--- START EXCERPTED RECORDS ---

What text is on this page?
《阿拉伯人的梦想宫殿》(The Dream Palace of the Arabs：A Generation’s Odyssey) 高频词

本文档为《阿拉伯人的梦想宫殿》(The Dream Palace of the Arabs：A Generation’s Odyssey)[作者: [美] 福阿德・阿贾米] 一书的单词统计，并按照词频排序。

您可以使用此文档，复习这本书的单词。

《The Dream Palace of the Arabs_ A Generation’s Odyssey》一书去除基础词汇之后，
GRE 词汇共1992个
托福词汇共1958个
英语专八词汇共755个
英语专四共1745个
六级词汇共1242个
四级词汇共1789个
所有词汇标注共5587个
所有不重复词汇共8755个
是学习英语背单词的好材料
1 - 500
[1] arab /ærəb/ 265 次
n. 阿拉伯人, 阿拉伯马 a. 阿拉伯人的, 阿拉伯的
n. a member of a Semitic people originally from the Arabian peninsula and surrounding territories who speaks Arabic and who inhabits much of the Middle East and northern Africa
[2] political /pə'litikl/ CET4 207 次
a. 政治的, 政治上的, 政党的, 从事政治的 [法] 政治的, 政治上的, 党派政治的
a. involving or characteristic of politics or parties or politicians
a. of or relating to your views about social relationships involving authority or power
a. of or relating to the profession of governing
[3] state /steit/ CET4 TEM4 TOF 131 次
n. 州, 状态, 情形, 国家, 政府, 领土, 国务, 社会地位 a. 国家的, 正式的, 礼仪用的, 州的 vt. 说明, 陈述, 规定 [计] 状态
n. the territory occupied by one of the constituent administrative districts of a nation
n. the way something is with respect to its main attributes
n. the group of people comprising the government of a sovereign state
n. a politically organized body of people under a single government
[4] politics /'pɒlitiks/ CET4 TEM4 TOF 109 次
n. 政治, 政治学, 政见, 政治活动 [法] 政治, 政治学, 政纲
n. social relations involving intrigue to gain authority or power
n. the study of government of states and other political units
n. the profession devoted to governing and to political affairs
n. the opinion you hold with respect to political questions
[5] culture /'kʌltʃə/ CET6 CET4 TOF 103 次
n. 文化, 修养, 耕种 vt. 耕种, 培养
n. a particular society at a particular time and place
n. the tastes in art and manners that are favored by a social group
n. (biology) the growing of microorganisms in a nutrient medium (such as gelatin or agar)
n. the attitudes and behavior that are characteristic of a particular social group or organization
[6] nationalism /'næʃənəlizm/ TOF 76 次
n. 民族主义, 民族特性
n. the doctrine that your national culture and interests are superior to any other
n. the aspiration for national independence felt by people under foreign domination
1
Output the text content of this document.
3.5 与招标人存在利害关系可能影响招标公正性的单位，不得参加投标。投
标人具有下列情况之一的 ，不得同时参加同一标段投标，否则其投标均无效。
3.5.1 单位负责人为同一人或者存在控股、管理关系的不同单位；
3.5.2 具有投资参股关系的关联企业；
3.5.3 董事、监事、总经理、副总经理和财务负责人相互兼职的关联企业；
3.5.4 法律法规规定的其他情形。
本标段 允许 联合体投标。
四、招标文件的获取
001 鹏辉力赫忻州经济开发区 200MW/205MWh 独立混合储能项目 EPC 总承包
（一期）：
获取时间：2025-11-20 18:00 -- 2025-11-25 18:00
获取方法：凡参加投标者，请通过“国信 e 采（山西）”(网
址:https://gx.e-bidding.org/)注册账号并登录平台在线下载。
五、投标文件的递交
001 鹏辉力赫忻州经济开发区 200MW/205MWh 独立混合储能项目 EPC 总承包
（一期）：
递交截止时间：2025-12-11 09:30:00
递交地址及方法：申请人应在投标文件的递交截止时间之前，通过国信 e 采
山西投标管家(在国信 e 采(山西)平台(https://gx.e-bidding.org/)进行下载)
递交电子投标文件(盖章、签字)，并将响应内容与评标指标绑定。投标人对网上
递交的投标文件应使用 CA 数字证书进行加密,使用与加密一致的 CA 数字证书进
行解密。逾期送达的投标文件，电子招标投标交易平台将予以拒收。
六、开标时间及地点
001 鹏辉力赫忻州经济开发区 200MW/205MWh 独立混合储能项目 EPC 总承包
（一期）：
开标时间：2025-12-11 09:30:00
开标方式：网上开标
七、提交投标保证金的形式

--- END EXCERPTED RECORDS ---

> **PROBLEM DESCRIPTION**
Copy out the whole listing, exactly as written.

> **SOLUTION TO THIS TASK**
What text is on this page?
《阿拉伯人的梦想宫殿》(The Dream Palace of the Arabs：A Generation’s Odyssey) 高频词

本文档为《阿拉伯人的梦想宫殿》(The Dream Palace of the Arabs：A Generation’s Odyssey)[作者: [美] 福阿德・阿贾米] 一书的单词统计，并按照词频排序。

您可以使用此文档，复习这本书的单词。

《The Dream Palace of the Arabs_ A Generation’s Odyssey》一书去除基础词汇之后，
GRE 词汇共1992个
托福词汇共1958个
英语专八词汇共755个
英语专四共1745个
六级词汇共1242个
四级词汇共1789个
所有词汇标注共5587个
所有不重复词汇共8755个
是学习英语背单词的好材料
1 - 500
[1] arab /ærəb/ 265 次
n. 阿拉伯人, 阿拉伯马 a. 阿拉伯人的, 阿拉伯的
n. a member of a Semitic people originally from the Arabian peninsula and surrounding territories who speaks Arabic and who inhabits much of the Middle East and northern Africa
[2] political /pə'litikl/ CET4 207 次
a. 政治的, 政治上的, 政党的, 从事政治的 [法] 政治的, 政治上的, 党派政治的
a. involving or characteristic of politics or parties or politicians
a. of or relating to your views about social relationships involving authority or power
a. of or relating to the profession of governing
[3] state /steit/ CET4 TEM4 TOF 131 次
n. 州, 状态, 情形, 国家, 政府, 领土, 国务, 社会地位 a. 国家的, 正式的, 礼仪用的, 州的 vt. 说明, 陈述, 规定 [计] 状态
n. the territory occupied by one of the constituent administrative districts of a nation
n. the way something is with respect to its main attributes
n. the group of people comprising the government of a sovereign state
n. a politically organized body of people under a single government
[4] politics /'pɒlitiks/ CET4 TEM4 TOF 109 次
n. 政治, 政治学, 政见, 政治活动 [法] 政治, 政治学, 政纲
n. social relations involving intrigue to gain authority or power
n. the study of government of states and other political units
n. the profession devoted to governing and to political affairs
n. the opinion you hold with respect to political questions
[5] culture /'kʌltʃə/ CET6 CET4 TOF 103 次
n. 文化, 修养, 耕种 vt. 耕种, 培养
n. a particular society at a particular time and place
n. the tastes in art and manners that are favored by a social group
n. (biology) the growing of microorganisms in a nutrient medium (such as gelatin or agar)
n. the attitudes and behavior that are characteristic of a particular social group or organization
[6] nationalism /'næʃənəlizm/ TOF 76 次
n. 民族主义, 民族特性
n. the doctrine that your national culture and interests are superior to any other
n. the aspiration for national independence felt by people under foreign domination
1
Output the text content of this document.
3.5 与招标人存在利害关系可能影响招标公正性的单位，不得参加投标。投
标人具有下列情况之一的 ，不得同时参加同一标段投标，否则其投标均无效。
3.5.1 单位负责人为同一人或者存在控股、管理关系的不同单位；
3.5.2 具有投资参股关系的关联企业；
3.5.3 董事、监事、总经理、副总经理和财务负责人相互兼职的关联企业；
3.5.4 法律法规规定的其他情形。
本标段 允许 联合体投标。
四、招标文件的获取
001 鹏辉力赫忻州经济开发区 200MW/205MWh 独立混合储能项目 EPC 总承包
（一期）：
获取时间：2025-11-20 18:00 -- 2025-11-25 18:00
获取方法：凡参加投标者，请通过“国信 e 采（山西）”(网
址:https://gx.e-bidding.org/)注册账号并登录平台在线下载。
五、投标文件的递交
001 鹏辉力赫忻州经济开发区 200MW/205MWh 独立混合储能项目 EPC 总承包
（一期）：
递交截止时间：2025-12-11 09:30:00
递交地址及方法：申请人应在投标文件的递交截止时间之前，通过国信 e 采
山西投标管家(在国信 e 采(山西)平台(https://gx.e-bidding.org/)进行下载)
递交电子投标文件(盖章、签字)，并将响应内容与评标指标绑定。投标人对网上
递交的投标文件应使用 CA 数字证书进行加密,使用与加密一致的 CA 数字证书进
行解密。逾期送达的投标文件，电子招标投标交易平台将予以拒收。
六、开标时间及地点
001 鹏辉力赫忻州经济开发区 200MW/205MWh 独立混合储能项目 EPC 总承包
（一期）：
开标时间：2025-12-11 09:30:00
开标方式：网上开标
七、提交投标保证金的形式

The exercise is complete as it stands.